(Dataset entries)
------------------------------

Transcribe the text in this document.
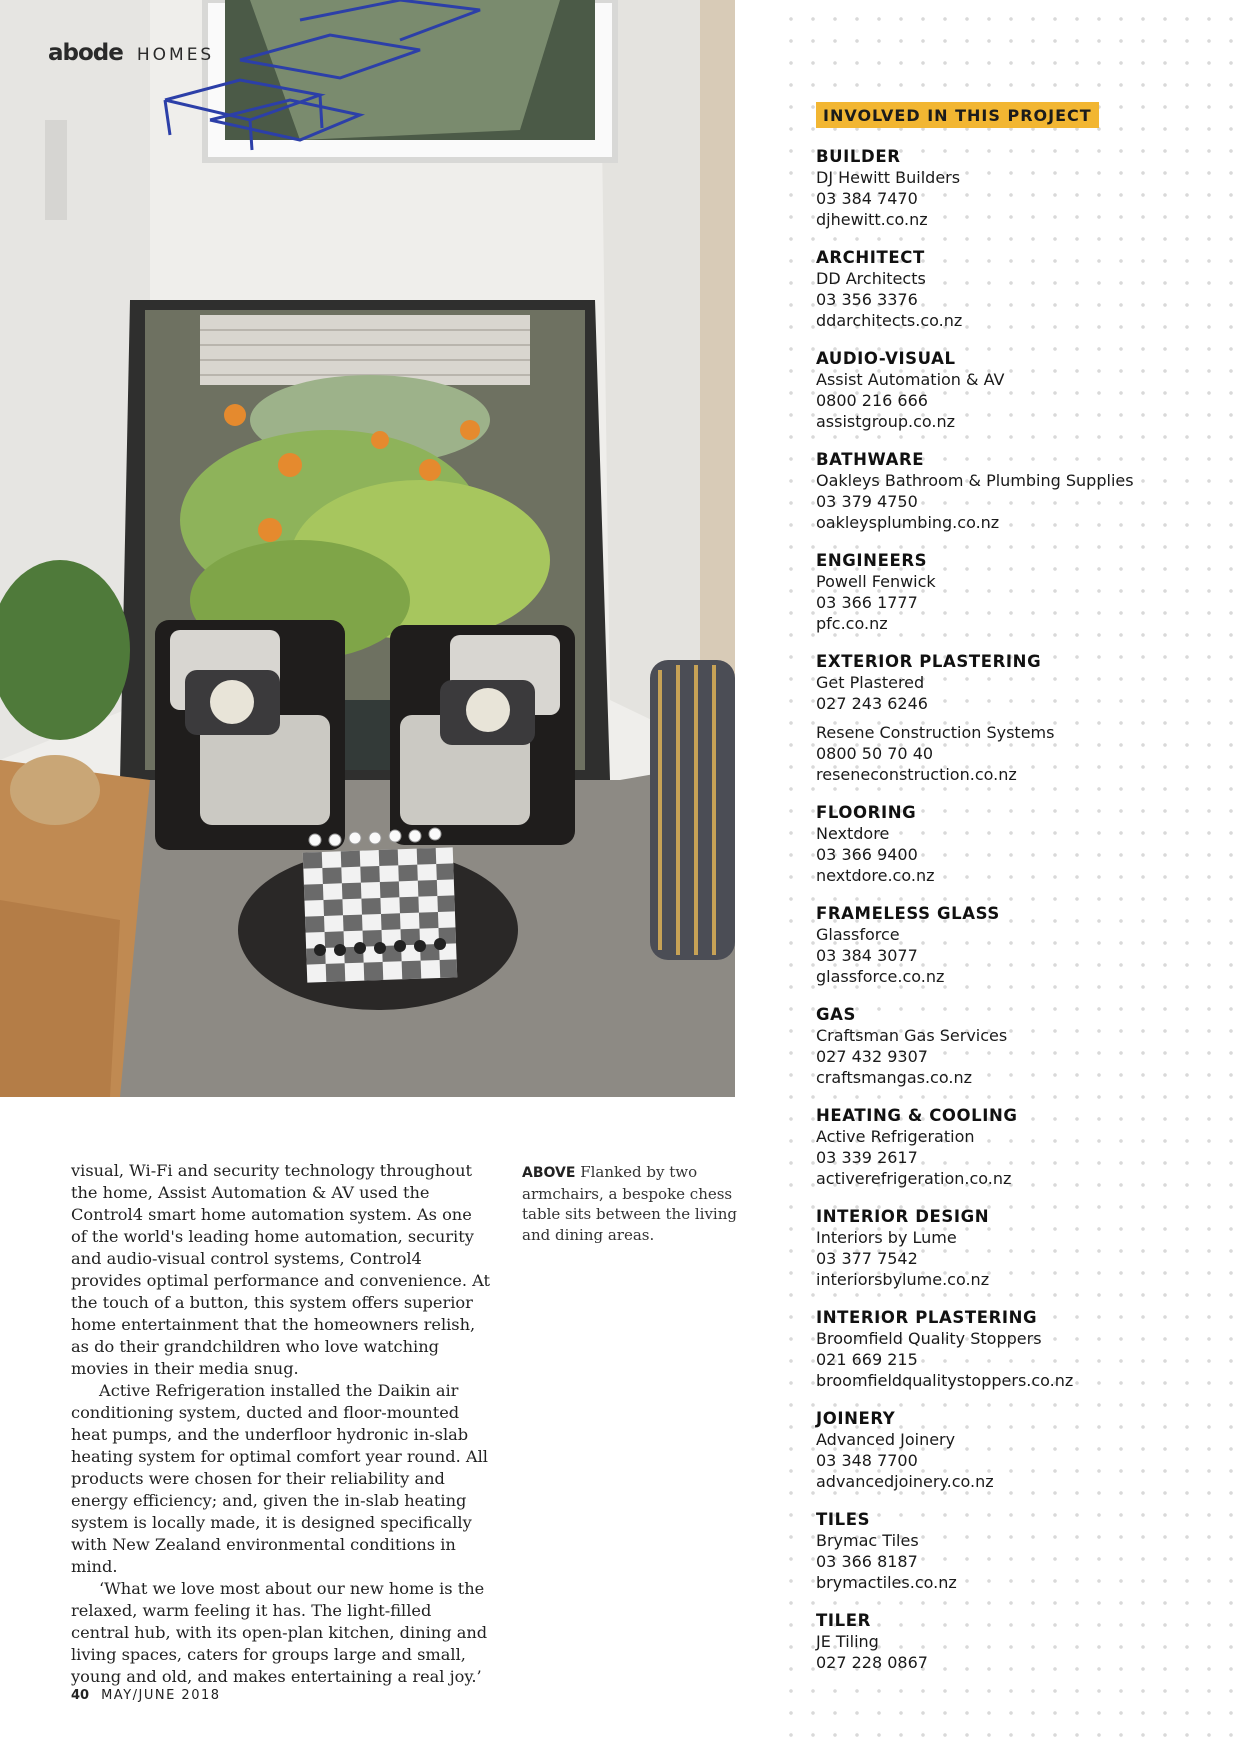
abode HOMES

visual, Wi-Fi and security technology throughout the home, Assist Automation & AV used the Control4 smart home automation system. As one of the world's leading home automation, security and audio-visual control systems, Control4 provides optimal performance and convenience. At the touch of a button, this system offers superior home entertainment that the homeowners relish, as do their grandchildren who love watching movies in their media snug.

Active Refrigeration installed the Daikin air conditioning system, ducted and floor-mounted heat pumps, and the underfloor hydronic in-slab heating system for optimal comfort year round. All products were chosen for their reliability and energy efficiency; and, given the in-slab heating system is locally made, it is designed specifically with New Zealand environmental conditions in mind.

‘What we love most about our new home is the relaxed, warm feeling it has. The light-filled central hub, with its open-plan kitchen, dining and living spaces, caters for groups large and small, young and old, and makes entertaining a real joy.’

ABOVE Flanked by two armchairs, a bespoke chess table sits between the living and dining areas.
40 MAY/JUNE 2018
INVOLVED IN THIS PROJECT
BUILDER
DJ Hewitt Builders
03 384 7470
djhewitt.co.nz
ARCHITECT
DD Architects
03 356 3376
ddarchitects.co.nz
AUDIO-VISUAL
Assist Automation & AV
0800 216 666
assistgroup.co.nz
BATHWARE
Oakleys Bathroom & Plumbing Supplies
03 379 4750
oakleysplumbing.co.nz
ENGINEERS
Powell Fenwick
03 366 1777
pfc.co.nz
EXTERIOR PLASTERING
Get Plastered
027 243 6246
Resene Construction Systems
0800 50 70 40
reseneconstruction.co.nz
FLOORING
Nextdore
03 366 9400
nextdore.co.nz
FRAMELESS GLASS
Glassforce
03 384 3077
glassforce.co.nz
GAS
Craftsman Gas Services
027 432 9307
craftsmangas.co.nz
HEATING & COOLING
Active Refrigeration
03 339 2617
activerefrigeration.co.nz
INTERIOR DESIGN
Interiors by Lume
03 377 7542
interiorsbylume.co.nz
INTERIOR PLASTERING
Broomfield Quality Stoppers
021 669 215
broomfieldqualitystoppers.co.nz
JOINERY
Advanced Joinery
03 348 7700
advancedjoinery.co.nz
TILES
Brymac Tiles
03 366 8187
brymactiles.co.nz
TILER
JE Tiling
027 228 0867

------------------------------

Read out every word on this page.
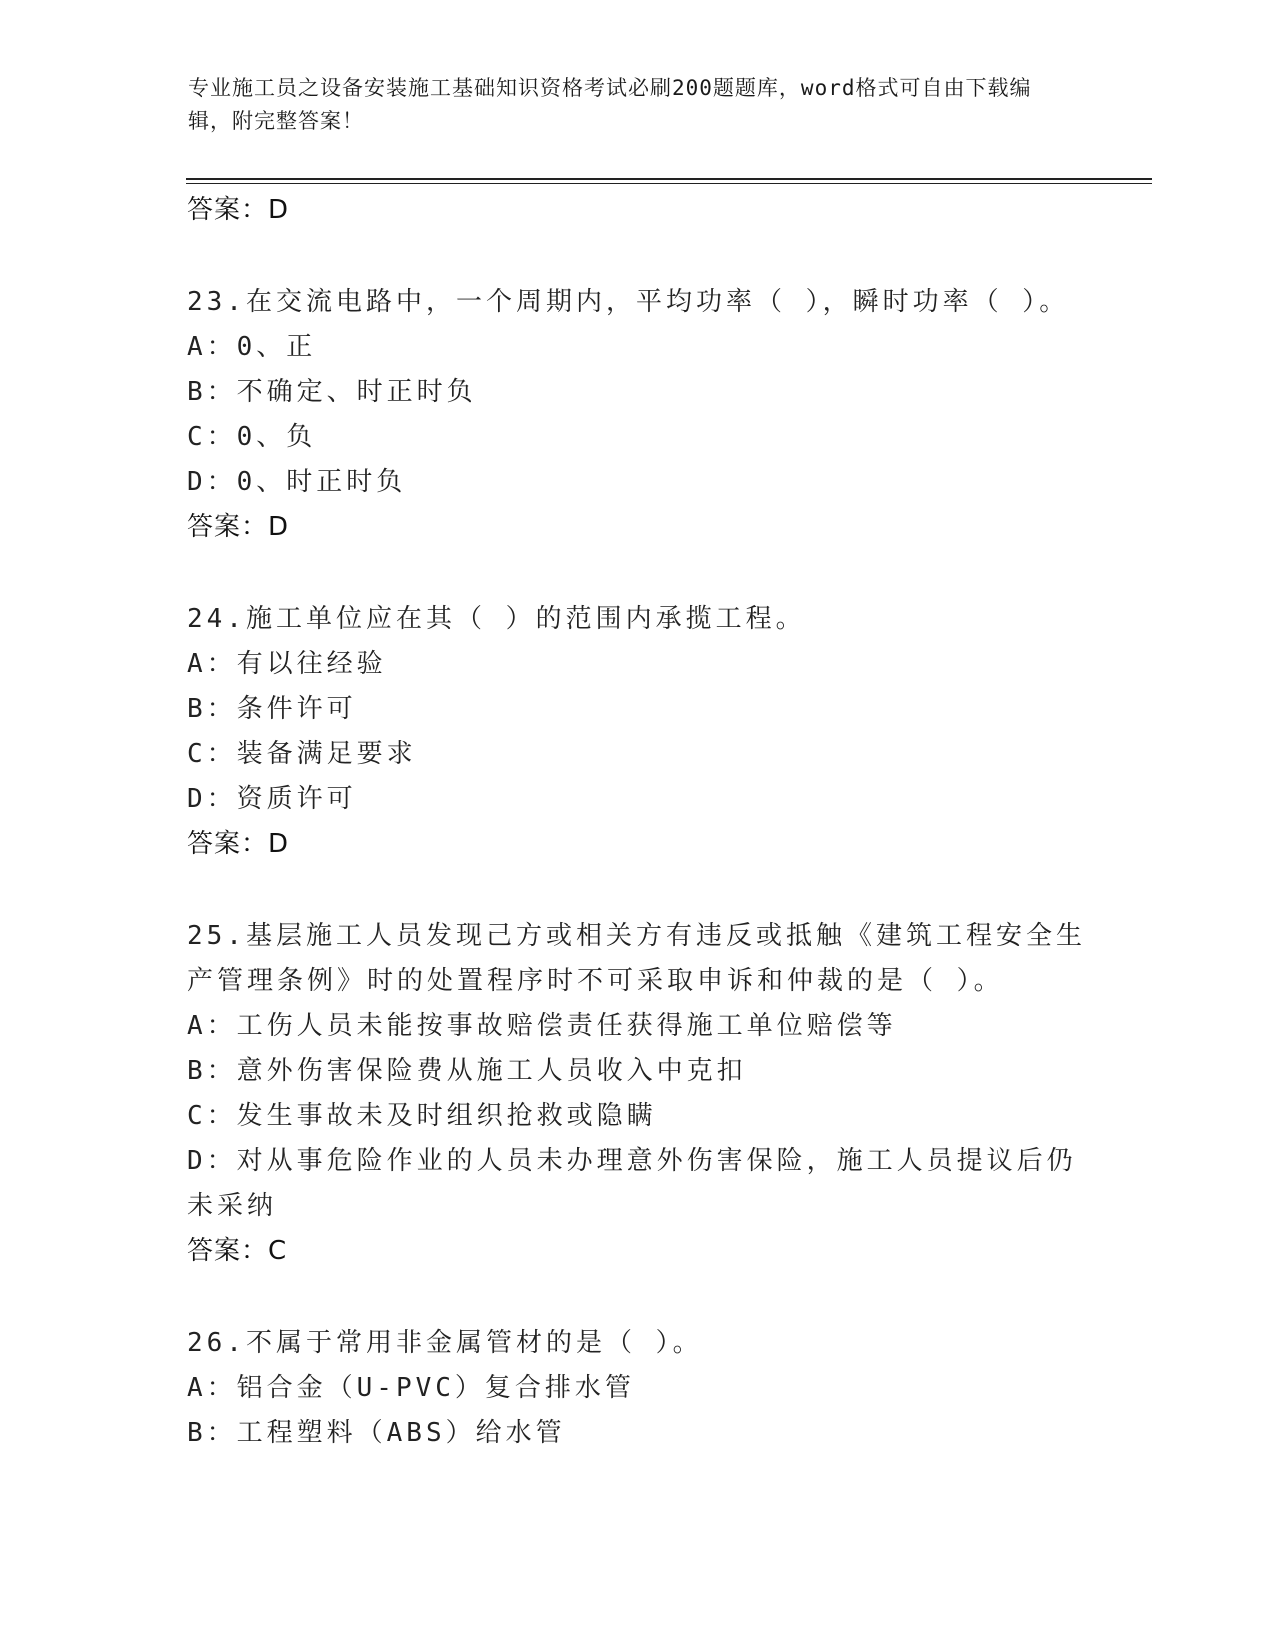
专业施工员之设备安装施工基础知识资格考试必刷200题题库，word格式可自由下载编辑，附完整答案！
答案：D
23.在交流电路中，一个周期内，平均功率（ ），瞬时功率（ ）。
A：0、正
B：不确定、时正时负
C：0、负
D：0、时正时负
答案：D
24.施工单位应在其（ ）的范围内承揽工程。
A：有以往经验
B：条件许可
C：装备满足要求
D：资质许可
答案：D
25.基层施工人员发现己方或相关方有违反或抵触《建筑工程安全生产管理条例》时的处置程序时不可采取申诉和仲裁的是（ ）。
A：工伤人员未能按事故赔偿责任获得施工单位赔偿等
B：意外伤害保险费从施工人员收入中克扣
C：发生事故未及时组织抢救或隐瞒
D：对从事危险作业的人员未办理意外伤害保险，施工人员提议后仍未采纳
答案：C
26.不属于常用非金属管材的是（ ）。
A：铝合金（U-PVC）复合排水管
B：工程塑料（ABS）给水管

------------------------------

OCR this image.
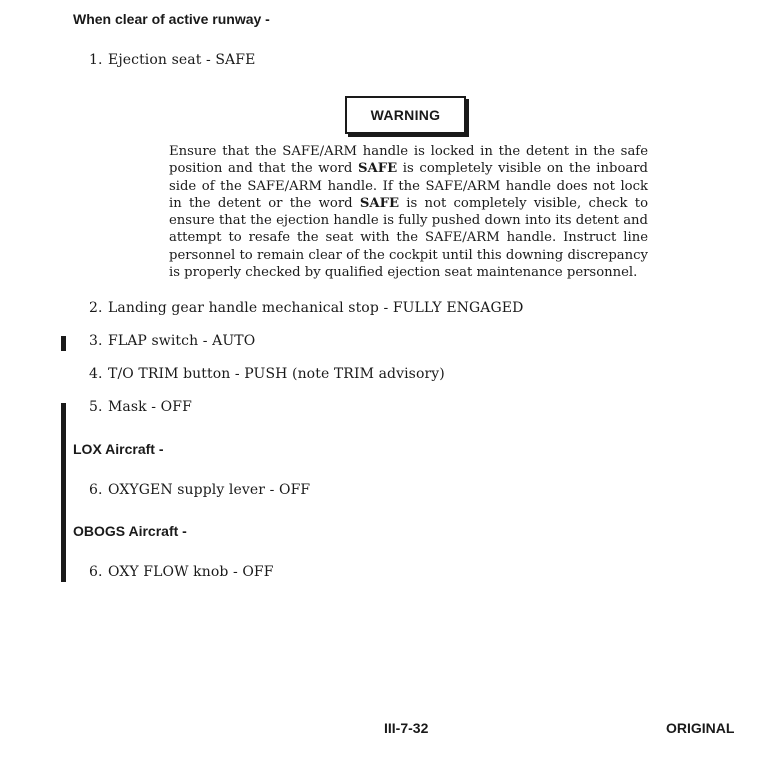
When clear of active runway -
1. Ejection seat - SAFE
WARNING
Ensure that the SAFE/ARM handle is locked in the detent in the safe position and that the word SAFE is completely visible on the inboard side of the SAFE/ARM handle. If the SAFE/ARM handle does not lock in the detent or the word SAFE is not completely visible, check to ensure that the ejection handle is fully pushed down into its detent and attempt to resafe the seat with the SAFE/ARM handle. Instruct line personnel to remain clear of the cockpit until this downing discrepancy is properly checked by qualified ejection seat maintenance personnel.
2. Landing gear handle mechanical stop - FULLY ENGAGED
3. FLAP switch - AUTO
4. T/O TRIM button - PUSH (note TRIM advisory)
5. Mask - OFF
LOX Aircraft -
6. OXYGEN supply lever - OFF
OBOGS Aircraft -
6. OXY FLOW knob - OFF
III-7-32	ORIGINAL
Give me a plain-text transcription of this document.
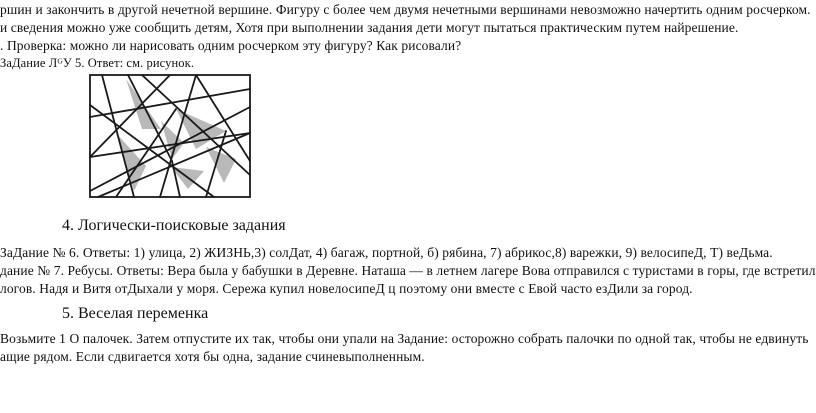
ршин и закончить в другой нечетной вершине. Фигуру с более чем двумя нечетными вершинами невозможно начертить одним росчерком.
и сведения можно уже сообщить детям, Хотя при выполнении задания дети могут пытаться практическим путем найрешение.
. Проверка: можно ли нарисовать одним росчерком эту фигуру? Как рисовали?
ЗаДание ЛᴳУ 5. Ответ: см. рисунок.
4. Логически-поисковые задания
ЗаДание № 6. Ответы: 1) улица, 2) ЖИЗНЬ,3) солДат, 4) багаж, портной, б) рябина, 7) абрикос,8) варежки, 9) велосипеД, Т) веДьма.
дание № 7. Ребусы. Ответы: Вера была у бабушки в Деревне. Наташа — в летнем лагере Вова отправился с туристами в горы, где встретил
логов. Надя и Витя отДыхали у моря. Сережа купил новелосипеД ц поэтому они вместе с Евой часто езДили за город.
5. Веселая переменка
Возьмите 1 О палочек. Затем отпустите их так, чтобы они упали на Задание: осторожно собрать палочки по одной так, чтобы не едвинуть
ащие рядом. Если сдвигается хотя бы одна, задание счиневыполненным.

------------------------------

Goal of the exercise
List every line above that holds the word "задания".

Written reply
и сведения можно уже сообщить детям, Хотя при выполнении задания дети могут пытаться практическим путем найрешение.
4. Логически-поисковые задания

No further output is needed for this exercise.